» **Extrait choisi**
────
Pierre Loti, témoin de la guerre coloniale

Julien Viaud (1850-1923), déjà connu sous le pseudonyme Pierre Loti, accompagne l’escadre française en Annam en 1883. Ainsi que le souligne l’historien Sylvain Venayre dans Une guerre au loin (2016), « [comme] l’immense majorité de ses compatriotes, Pierre ignorait qu’An Nam était le nom presque ironique que l’Empire chinois donnait à ce territoire convoité : le Sud pacifié ».

Officier de la marine, Loti est alors lieutenant de vaisseau à bord du cuirassé l’Atalante, parti de Brest le 23 mai 1883. Le témoignage en trois parties qu’il tire de la bataille pour la prise des forts de Hué fait scandale lors de sa publication. Il dévoile dans un journal d’importance, Le Figaro, une facette de la colonisation alors rarement évoquée par la presse, en dehors des journaux d’extrême gauche, seuls organes osant tenir un virulent discours anticolonialiste.

Loti décrit sans détour les violences commises par la marine française, un dévoilement étonnant de la part d’un témoin militaire tenu par son devoir de réserve. Il est également remarquable que Le Figaro, publication conservatrice, ait publié ce récit, sans doute sans prévoir sa réception mouvementée.

Il faut savoir que Francis Magnard, directeur du journal, avait fait promettre à Loti de lui envoyer ses impressions avant même le départ de l’Atalante. Au Figaro, les actualités de dernière heure et, à plus forte raison, les reportages de première main sur les événements internationaux sont très recherchés. Pour Magnard, le caractère inédit de l’information rapportée et sa qualité littéraire priment.
────
[Entrées de position des éléments]

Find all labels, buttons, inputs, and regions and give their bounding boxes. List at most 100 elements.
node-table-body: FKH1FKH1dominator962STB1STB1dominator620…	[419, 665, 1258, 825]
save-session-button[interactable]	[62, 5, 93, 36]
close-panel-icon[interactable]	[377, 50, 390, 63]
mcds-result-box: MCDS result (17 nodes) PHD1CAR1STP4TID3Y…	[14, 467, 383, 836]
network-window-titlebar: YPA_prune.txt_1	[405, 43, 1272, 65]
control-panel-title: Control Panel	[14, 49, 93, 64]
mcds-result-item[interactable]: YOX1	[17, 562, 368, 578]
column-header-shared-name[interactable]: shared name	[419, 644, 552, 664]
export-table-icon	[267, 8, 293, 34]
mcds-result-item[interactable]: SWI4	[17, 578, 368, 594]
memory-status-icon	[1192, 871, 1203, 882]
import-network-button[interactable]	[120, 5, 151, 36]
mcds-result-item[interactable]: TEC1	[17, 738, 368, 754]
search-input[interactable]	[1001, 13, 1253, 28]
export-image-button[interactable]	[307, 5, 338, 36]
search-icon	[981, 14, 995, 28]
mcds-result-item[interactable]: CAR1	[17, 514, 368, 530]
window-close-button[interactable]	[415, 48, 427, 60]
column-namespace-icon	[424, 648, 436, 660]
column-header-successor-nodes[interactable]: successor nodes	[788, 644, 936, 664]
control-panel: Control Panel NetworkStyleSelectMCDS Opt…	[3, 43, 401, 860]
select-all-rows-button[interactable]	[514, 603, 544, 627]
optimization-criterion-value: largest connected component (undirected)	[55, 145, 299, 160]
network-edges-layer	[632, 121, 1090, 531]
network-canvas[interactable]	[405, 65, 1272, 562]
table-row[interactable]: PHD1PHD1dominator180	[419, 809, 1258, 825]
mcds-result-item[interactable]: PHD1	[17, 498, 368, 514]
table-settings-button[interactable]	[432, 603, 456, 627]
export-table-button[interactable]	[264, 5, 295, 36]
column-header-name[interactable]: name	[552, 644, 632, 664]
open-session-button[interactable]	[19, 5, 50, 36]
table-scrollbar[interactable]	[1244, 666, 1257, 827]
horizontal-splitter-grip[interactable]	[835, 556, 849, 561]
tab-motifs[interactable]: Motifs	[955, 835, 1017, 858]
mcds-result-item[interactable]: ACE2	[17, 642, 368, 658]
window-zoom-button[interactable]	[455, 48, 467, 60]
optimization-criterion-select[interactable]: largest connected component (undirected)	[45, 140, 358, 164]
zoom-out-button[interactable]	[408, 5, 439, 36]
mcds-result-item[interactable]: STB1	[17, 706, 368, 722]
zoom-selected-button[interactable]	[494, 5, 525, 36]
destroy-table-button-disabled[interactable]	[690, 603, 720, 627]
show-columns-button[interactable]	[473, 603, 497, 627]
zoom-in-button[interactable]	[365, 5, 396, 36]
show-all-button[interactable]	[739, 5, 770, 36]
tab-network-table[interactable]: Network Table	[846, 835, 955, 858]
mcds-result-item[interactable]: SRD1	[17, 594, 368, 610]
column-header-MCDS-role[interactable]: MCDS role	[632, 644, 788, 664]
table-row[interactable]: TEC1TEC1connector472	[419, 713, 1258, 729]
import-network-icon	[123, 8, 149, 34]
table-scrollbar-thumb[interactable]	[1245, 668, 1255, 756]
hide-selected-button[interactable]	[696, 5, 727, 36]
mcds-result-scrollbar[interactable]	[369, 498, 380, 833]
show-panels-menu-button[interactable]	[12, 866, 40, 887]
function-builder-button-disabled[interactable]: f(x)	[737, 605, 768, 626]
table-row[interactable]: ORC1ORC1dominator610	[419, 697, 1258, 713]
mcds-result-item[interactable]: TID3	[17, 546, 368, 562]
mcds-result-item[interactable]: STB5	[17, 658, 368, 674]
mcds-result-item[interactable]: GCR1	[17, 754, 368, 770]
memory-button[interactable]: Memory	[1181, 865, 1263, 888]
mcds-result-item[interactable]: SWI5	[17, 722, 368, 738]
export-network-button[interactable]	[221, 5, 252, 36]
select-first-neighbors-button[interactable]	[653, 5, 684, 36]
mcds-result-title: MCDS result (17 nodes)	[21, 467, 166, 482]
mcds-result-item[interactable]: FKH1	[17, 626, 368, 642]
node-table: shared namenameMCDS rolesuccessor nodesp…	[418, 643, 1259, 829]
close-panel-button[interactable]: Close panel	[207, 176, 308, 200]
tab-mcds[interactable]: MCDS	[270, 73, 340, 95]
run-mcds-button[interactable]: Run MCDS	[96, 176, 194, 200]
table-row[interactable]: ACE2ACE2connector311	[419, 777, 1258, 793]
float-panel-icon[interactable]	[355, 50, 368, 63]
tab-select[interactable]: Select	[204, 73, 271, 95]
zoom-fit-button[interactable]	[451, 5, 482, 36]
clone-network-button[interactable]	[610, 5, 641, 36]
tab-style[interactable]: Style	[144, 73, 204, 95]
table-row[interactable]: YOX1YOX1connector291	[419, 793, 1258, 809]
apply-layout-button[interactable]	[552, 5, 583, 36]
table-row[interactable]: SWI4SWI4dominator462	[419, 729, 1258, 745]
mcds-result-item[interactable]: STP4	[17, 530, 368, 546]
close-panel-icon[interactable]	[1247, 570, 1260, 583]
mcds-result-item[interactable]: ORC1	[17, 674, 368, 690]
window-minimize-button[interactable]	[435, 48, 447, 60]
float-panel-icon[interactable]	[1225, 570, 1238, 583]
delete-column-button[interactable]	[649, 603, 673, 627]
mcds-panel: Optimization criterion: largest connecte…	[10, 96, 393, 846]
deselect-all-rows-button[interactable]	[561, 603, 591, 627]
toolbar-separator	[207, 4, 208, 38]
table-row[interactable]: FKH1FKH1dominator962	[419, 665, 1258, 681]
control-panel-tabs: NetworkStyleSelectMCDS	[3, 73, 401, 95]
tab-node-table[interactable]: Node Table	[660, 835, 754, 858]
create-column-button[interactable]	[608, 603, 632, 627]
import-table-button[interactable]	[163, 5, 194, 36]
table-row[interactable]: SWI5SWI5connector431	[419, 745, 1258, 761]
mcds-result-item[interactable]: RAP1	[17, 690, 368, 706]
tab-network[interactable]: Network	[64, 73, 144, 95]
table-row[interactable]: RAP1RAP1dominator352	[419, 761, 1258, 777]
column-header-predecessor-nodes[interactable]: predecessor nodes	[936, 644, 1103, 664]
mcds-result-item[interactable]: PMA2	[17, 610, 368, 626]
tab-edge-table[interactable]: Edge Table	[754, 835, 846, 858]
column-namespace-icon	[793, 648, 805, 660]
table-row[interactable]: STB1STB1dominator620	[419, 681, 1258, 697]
────
» **À faire**
• 1. Répondez à ces questions sur l'extrait consacré à Pierre Loti :
(a) Quel est le vrai nom de Pierre Loti ?
(b) De quel port l'Atalante est-elle partie, et à quelle date ?
(c) Qui dirigeait Le Figaro ?
• 2. Recopiez le passage de l'extrait consacré à Pierre Loti qui va de « Julien Viaud (1850-1923), déjà » jusqu'à « virulent discours anticolonialiste. ».

» **Résultats**
• 1.
(a) Julien Viaud.
(b) De Brest, le 23 mai 1883.
(c) Francis Magnard.

• 2.
Julien Viaud (1850-1923), déjà connu sous le pseudonyme Pierre Loti, accompagne l’escadre française en Annam en 1883. Ainsi que le souligne l’historien Sylvain Venayre dans Une guerre au loin (2016), « [comme] l’immense majorité de ses compatriotes, Pierre ignorait qu’An Nam était le nom presque ironique que l’Empire chinois donnait à ce territoire convoité : le Sud pacifié ».

Officier de la marine, Loti est alors lieutenant de vaisseau à bord du cuirassé l’Atalante, parti de Brest le 23 mai 1883. Le témoignage en trois parties qu’il tire de la bataille pour la prise des forts de Hué fait scandale lors de sa publication. Il dévoile dans un journal d’importance, Le Figaro, une facette de la colonisation alors rarement évoquée par la presse, en dehors des journaux d’extrême gauche, seuls organes osant tenir un virulent discours anticolonialiste.